| Written request |
Count how many lines of the material below have the word "JSON" and give only the number.

Extracts from a graphics dataset:
╔══
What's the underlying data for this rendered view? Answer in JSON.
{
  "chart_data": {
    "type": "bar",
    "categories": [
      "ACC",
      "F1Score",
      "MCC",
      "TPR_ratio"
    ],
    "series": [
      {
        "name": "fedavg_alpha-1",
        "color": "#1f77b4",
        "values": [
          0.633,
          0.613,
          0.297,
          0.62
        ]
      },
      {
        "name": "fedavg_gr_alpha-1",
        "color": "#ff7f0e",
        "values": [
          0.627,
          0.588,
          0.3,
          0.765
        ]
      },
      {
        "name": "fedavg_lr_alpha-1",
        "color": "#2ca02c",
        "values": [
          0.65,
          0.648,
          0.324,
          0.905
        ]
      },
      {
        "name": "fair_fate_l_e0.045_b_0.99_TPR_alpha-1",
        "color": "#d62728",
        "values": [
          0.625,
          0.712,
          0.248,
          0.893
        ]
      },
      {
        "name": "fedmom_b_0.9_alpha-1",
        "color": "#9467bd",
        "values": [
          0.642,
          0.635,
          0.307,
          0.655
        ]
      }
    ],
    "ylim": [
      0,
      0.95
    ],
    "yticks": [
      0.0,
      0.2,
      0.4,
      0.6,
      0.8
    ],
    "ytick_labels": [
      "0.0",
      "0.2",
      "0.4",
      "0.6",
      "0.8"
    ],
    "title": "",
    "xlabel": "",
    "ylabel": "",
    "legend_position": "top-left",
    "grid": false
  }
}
╚══
╔══
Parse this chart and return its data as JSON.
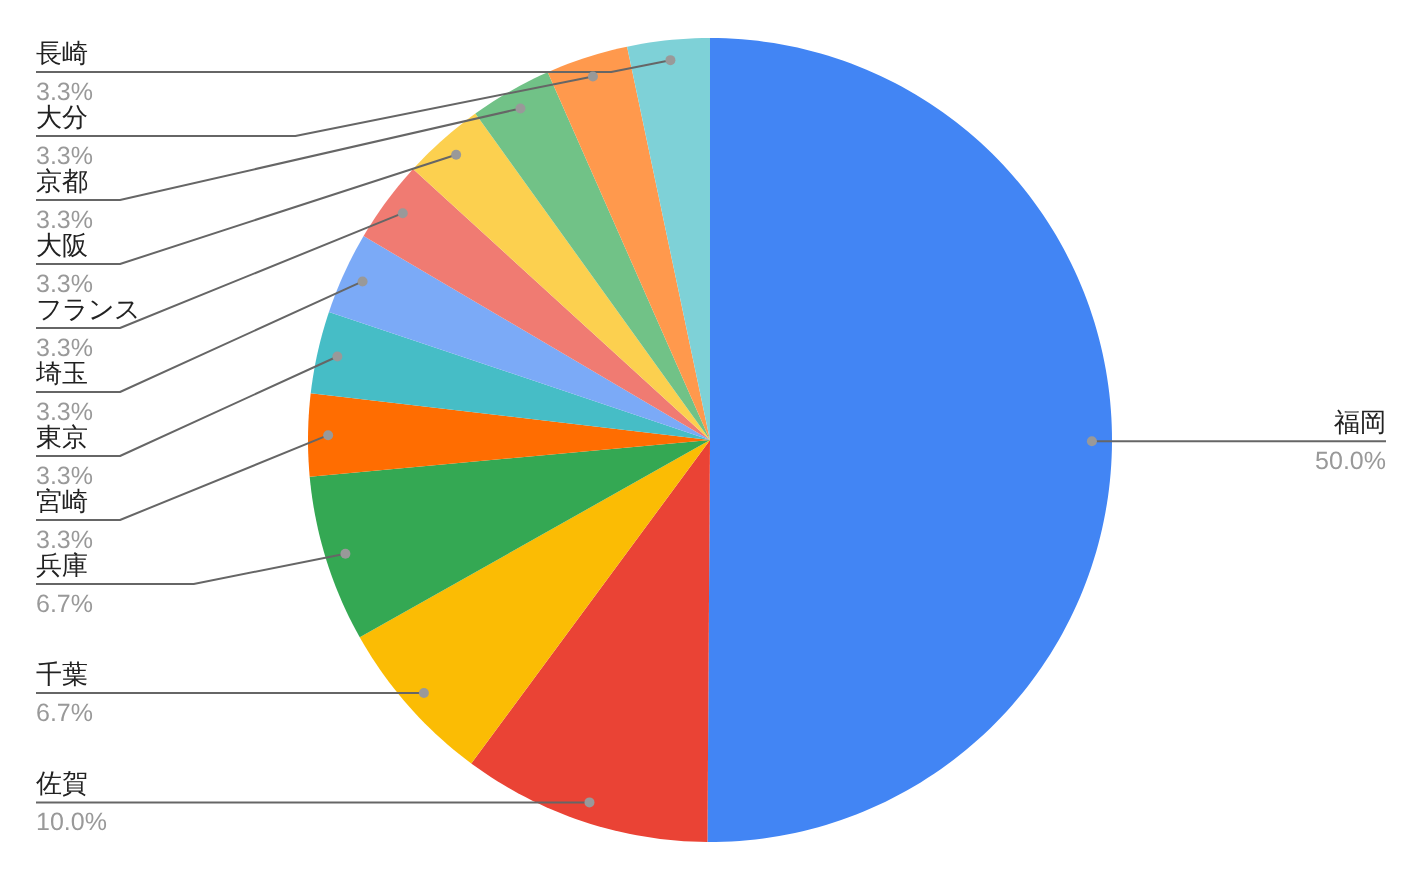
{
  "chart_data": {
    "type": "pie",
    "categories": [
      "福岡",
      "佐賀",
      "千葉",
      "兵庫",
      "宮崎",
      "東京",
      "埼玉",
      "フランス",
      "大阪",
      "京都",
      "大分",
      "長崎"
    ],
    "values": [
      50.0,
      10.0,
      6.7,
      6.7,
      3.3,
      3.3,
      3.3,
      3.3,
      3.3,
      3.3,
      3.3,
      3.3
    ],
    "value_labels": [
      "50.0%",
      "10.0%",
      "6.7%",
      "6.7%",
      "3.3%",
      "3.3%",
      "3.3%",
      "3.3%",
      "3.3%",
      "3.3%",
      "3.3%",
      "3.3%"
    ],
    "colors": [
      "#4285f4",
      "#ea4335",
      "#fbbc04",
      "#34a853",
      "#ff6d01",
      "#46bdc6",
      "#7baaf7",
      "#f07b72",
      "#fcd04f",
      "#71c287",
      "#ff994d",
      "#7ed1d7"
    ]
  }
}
╚══
╔══
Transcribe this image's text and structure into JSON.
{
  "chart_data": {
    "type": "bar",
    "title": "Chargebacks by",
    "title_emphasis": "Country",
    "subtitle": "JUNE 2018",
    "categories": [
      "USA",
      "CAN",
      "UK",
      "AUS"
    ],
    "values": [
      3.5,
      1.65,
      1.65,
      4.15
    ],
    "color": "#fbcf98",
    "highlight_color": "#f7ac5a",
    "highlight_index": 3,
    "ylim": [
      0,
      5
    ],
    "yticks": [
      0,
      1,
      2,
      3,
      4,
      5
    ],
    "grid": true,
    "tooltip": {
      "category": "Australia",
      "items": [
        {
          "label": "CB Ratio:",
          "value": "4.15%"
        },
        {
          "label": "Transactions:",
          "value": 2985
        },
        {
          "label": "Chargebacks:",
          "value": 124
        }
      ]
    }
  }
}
╚══
| Solution for this task |
3